## [EXERCISE]
In the listing below, pick out lines with "name".

========

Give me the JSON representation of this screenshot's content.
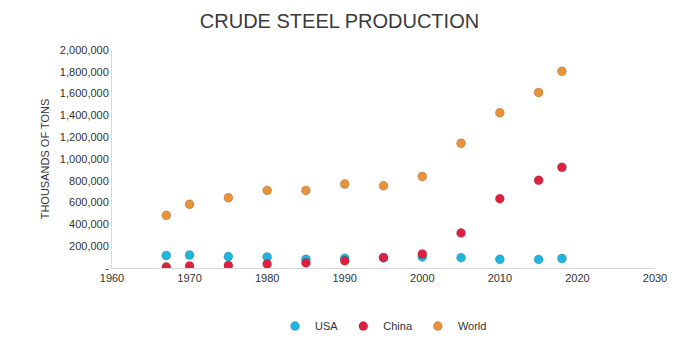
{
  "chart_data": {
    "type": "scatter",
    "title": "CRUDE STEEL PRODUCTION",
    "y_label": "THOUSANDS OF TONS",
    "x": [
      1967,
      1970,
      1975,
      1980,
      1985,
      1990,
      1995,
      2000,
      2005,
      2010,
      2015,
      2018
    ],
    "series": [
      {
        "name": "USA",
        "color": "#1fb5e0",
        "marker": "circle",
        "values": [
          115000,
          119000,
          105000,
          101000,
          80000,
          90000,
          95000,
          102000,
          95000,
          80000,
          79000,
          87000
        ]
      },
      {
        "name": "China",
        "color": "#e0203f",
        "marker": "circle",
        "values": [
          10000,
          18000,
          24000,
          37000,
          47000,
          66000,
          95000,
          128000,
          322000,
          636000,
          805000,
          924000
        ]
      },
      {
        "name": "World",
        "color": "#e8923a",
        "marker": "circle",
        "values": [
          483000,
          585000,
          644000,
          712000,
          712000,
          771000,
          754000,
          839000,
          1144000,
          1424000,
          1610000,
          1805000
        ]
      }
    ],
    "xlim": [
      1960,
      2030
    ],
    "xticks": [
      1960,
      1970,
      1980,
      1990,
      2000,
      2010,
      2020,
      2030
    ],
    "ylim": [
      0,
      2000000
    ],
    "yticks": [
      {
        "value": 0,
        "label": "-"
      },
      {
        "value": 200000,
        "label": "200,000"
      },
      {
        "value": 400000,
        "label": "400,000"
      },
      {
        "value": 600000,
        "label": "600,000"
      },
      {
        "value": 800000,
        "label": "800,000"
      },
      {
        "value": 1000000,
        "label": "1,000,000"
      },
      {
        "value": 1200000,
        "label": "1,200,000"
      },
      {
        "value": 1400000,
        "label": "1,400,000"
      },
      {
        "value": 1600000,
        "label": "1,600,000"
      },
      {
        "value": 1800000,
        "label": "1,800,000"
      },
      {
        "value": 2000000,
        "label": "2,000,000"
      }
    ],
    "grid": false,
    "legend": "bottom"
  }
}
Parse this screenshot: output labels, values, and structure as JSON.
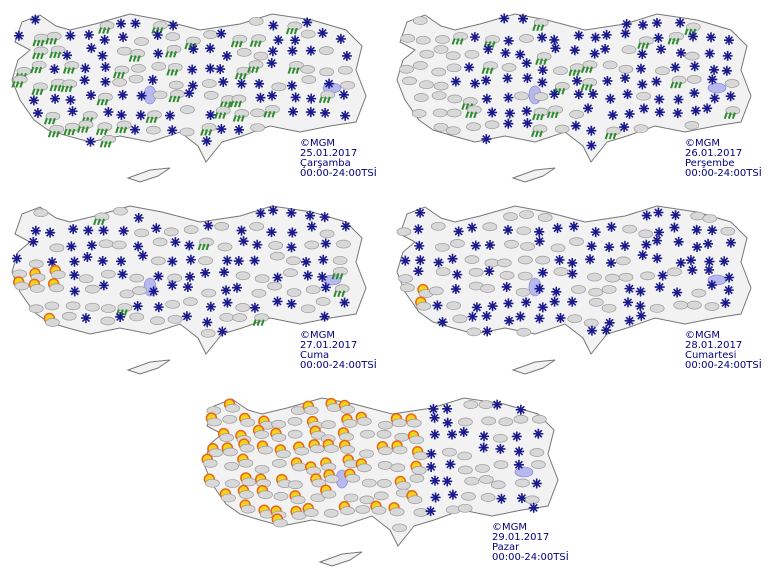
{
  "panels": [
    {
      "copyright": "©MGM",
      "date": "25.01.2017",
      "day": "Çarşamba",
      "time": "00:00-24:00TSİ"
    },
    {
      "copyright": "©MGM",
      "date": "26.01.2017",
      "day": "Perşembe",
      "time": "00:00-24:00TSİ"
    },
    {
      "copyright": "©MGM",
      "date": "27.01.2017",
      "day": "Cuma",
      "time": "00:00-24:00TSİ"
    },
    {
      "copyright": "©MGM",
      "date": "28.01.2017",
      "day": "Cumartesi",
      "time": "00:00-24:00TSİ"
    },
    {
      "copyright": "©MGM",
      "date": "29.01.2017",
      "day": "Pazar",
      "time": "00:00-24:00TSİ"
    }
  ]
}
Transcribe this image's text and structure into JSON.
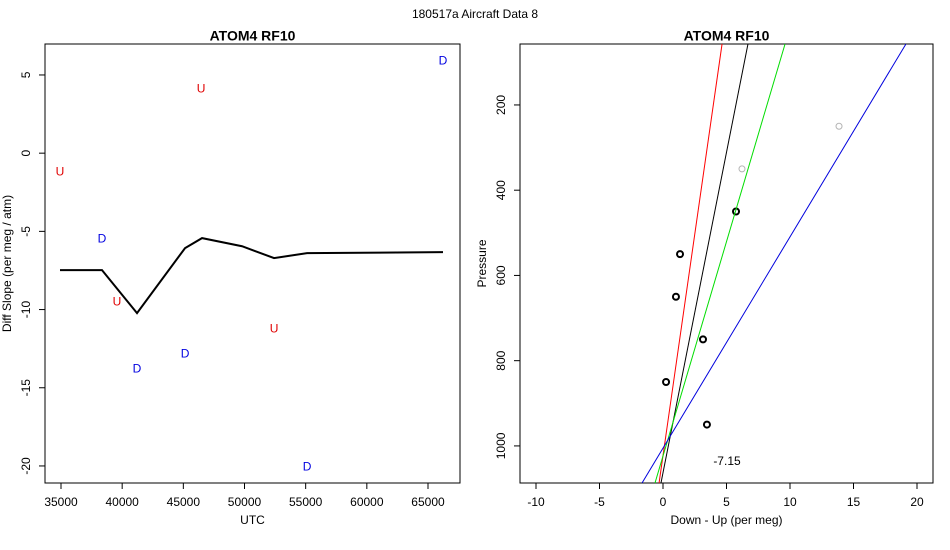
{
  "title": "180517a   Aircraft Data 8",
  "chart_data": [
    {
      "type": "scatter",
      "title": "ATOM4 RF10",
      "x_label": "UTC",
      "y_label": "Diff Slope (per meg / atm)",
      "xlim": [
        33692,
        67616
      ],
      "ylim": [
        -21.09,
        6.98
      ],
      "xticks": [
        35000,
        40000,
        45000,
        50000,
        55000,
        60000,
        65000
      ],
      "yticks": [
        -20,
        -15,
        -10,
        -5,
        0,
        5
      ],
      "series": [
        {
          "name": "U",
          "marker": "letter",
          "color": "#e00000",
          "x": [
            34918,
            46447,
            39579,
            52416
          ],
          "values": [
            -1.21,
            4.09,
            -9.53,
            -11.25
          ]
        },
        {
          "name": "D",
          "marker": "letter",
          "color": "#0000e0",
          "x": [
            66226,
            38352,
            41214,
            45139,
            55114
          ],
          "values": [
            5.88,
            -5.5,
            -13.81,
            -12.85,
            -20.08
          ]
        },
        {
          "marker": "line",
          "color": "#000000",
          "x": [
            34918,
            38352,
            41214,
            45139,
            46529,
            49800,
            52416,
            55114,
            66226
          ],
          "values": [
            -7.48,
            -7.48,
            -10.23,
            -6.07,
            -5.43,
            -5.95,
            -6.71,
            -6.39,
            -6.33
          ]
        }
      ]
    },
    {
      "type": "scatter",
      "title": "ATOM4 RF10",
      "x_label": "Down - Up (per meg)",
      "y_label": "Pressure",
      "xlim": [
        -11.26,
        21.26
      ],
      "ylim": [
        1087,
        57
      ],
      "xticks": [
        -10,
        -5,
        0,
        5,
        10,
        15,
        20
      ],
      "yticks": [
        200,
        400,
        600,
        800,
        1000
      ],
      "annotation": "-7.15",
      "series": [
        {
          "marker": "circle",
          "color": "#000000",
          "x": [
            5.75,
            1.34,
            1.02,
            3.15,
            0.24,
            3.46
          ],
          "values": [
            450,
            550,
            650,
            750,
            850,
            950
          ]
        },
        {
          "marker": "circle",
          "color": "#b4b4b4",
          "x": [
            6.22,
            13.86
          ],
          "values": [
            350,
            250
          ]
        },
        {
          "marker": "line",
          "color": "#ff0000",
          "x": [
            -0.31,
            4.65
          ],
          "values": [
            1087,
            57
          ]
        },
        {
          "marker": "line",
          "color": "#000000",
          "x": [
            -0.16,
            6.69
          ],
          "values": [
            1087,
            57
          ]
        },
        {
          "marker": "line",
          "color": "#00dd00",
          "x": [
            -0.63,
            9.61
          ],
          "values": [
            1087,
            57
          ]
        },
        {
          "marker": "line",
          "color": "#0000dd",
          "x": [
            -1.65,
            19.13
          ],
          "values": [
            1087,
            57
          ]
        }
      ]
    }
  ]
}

========

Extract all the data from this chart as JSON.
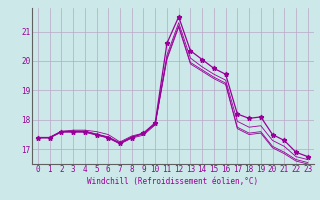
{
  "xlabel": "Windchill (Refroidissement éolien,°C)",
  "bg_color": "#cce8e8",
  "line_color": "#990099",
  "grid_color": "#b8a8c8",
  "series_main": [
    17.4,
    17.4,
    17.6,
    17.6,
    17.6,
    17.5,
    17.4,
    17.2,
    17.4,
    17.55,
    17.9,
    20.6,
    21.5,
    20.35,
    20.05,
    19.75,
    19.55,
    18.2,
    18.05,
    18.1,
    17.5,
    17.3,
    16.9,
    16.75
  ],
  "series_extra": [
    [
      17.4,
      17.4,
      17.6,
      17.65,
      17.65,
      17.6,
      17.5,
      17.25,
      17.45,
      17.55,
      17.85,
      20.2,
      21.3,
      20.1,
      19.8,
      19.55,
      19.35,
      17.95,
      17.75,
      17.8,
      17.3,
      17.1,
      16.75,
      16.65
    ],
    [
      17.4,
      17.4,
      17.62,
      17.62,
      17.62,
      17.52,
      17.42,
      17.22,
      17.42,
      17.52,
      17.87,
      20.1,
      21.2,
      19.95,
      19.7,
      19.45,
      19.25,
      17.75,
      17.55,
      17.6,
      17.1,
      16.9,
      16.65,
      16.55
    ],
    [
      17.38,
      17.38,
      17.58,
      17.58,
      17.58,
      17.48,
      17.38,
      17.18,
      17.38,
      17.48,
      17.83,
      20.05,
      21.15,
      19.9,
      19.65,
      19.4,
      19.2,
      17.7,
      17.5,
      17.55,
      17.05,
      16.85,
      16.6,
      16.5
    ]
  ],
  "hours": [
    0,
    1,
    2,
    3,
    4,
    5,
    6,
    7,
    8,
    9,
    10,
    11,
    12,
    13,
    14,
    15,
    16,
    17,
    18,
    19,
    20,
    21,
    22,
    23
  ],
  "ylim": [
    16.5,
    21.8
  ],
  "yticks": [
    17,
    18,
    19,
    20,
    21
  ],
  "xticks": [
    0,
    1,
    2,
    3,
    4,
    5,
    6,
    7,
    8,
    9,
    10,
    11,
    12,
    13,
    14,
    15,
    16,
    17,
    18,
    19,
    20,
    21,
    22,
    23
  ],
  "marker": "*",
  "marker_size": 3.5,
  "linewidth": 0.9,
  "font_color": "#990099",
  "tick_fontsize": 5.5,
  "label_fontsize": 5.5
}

========

## [SOLUTION TO THIS EXERCISE]
        "name": "USA",
        "name": "China",
        "name": "World",
          "name": "U",
          "name": "D",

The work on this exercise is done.